### ENTRIES PROVIDED

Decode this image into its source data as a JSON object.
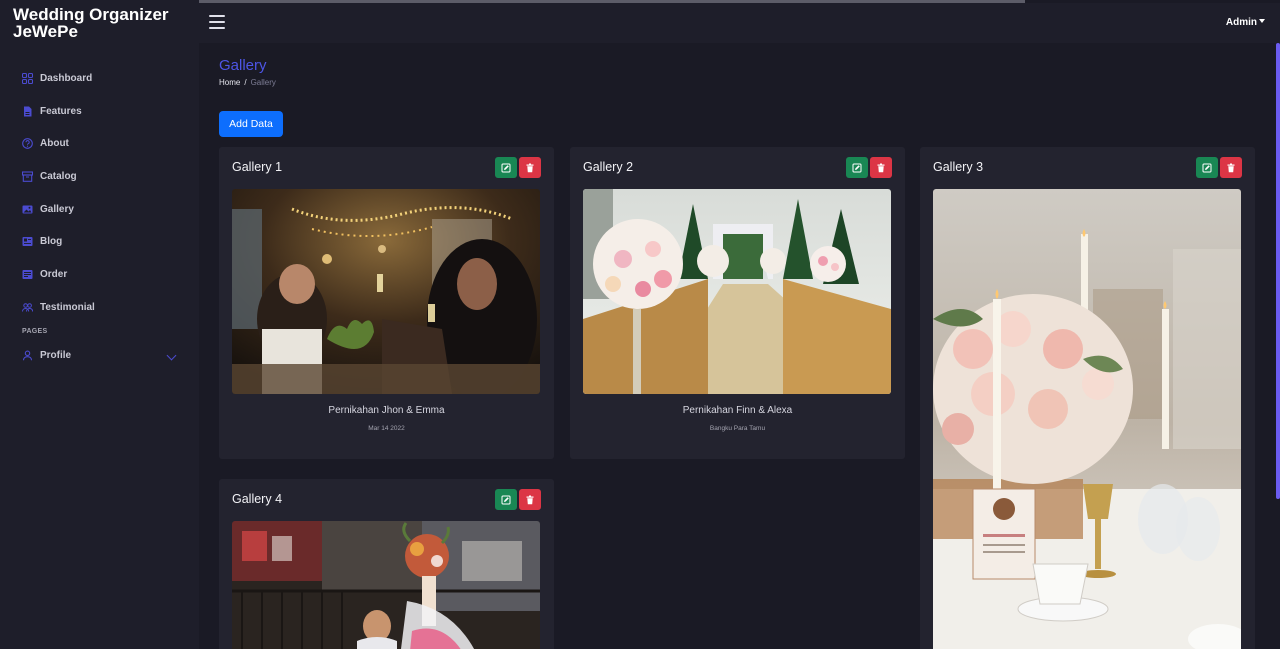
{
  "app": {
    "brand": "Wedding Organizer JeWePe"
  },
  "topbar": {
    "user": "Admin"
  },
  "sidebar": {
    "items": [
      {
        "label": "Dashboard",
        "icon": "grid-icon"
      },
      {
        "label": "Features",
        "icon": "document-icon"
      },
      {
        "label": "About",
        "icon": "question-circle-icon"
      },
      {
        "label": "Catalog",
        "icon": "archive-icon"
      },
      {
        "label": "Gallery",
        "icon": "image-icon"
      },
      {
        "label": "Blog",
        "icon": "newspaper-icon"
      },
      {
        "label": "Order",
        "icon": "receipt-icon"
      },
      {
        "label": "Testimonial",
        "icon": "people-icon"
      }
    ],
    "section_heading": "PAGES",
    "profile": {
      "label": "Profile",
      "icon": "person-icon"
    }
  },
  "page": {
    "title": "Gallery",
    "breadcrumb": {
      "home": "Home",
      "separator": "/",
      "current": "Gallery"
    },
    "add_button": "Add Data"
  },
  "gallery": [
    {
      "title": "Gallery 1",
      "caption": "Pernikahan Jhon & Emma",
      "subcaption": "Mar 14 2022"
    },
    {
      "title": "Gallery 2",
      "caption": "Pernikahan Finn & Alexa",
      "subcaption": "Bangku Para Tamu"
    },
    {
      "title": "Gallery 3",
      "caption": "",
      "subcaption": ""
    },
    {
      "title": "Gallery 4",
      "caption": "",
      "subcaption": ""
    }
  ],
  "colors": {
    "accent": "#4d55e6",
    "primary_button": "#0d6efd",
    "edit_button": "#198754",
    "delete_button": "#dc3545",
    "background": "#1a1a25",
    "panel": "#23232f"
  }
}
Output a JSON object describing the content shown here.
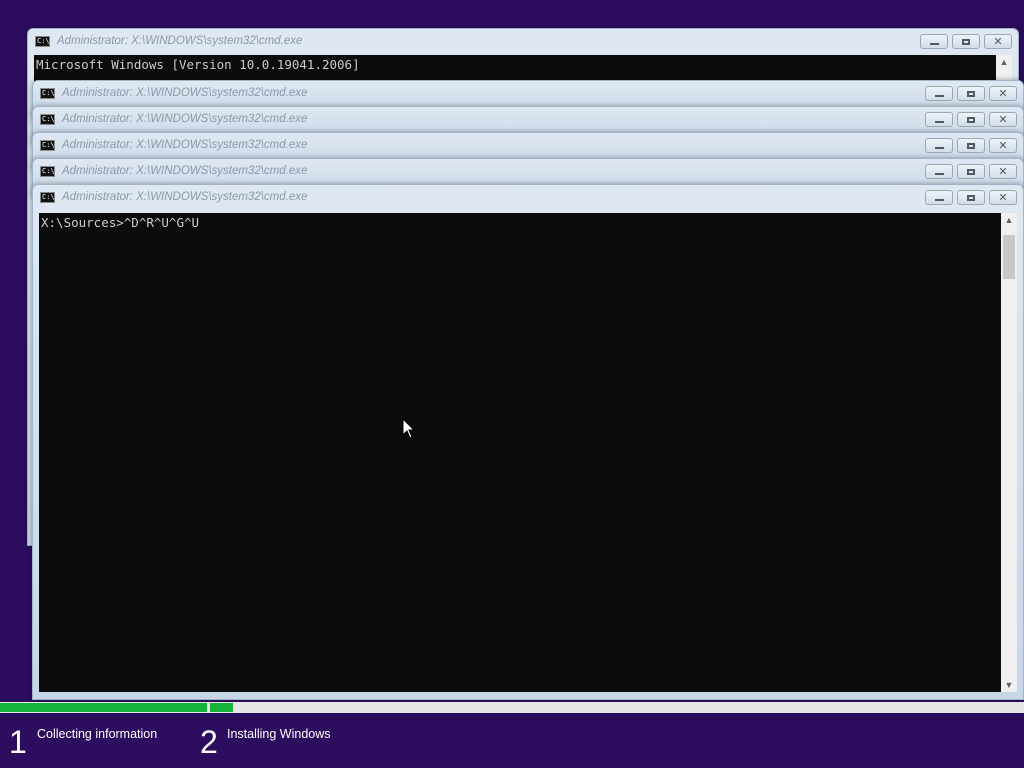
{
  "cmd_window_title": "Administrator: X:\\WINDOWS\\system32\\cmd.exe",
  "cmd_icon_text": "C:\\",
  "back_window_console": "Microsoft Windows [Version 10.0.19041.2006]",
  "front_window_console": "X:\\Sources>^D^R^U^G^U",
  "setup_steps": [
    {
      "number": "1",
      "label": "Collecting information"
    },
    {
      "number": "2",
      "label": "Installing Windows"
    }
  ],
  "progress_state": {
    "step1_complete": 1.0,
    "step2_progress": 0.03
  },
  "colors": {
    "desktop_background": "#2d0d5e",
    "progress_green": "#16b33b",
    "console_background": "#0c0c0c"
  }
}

--

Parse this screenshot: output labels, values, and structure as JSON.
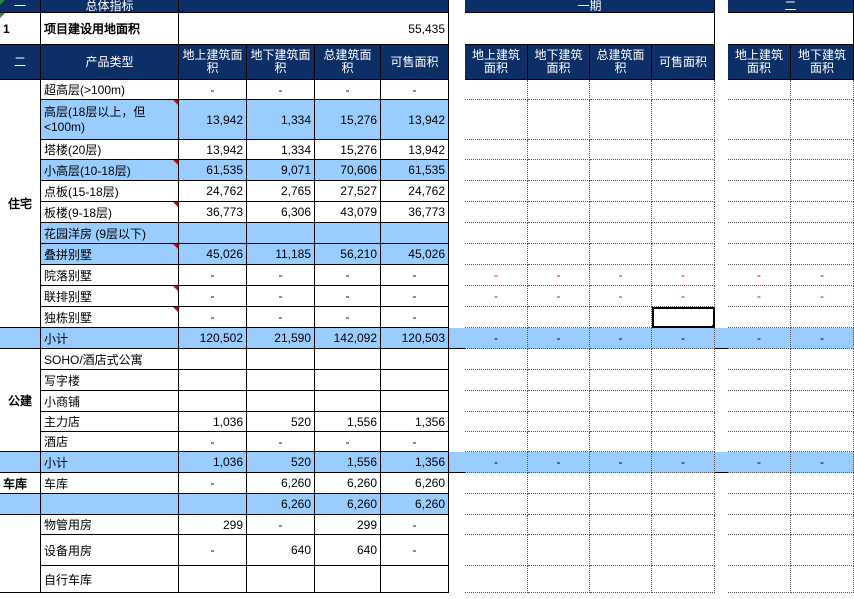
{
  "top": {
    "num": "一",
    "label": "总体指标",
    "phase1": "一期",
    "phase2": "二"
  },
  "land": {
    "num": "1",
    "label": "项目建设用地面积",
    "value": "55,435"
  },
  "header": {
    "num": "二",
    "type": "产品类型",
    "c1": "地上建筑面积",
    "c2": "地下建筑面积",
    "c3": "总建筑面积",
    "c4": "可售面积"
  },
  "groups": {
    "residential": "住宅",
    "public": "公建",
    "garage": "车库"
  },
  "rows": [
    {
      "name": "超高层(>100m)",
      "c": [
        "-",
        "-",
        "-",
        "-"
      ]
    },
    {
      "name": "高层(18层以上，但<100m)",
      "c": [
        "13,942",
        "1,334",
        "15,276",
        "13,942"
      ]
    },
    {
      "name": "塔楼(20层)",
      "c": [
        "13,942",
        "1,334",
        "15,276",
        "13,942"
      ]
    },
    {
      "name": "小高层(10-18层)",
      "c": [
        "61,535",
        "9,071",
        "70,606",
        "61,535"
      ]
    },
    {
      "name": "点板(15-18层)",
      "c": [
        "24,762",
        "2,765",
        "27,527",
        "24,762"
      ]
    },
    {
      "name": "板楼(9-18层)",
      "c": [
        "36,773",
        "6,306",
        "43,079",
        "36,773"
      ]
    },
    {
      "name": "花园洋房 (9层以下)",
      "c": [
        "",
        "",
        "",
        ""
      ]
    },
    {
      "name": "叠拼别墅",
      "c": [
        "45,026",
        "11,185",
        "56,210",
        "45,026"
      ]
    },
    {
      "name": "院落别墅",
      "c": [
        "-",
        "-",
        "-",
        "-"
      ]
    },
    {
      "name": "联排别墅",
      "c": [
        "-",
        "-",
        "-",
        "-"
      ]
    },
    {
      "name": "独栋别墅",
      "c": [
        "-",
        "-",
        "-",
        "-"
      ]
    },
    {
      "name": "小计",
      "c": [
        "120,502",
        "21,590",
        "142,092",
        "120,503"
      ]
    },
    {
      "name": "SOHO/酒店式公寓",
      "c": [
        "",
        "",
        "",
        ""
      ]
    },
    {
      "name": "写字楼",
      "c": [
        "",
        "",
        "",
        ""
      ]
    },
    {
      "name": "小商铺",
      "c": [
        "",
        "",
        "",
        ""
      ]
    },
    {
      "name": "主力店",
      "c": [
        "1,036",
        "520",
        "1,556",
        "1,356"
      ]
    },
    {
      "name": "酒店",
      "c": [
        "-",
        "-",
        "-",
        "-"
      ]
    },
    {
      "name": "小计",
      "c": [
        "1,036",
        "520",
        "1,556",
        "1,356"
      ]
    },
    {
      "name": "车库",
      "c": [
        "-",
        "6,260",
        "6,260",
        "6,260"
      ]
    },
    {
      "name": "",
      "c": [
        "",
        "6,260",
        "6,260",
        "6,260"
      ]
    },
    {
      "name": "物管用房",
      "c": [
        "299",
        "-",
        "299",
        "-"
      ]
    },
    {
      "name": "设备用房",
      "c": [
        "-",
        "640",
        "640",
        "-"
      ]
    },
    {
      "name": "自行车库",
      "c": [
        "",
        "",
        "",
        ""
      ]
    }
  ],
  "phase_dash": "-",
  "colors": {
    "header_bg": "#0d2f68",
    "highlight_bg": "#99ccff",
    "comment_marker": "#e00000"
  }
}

### JOB
Report the number of lines in the listing that include the string "subcaption"; give nothing but the number.

### EXPECTED OUTPUT
4